***** Information provided

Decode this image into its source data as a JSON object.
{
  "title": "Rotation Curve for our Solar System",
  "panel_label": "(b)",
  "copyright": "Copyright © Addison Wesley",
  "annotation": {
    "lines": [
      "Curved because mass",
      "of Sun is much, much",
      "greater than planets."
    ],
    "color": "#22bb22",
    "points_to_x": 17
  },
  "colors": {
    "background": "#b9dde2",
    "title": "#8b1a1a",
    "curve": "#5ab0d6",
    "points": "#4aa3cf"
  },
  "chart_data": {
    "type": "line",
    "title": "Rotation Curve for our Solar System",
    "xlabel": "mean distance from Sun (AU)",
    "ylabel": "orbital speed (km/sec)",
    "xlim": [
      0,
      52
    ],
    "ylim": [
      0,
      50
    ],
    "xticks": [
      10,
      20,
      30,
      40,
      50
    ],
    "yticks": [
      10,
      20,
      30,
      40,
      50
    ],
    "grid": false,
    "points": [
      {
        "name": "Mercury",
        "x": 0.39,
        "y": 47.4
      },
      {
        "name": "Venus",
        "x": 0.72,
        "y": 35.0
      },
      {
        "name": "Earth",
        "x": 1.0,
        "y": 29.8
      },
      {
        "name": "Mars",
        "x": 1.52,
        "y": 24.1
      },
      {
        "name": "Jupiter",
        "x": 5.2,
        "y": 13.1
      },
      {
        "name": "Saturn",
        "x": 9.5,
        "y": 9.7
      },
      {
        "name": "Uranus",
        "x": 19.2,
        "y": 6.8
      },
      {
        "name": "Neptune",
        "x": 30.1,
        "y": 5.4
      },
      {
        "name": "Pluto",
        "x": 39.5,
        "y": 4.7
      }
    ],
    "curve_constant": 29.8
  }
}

**********

§ **Required task**
Gather and return every line that holds the string "Rotation".

§ **The completed task**
  "title": "Rotation Curve for our Solar System",
    "title": "Rotation Curve for our Solar System",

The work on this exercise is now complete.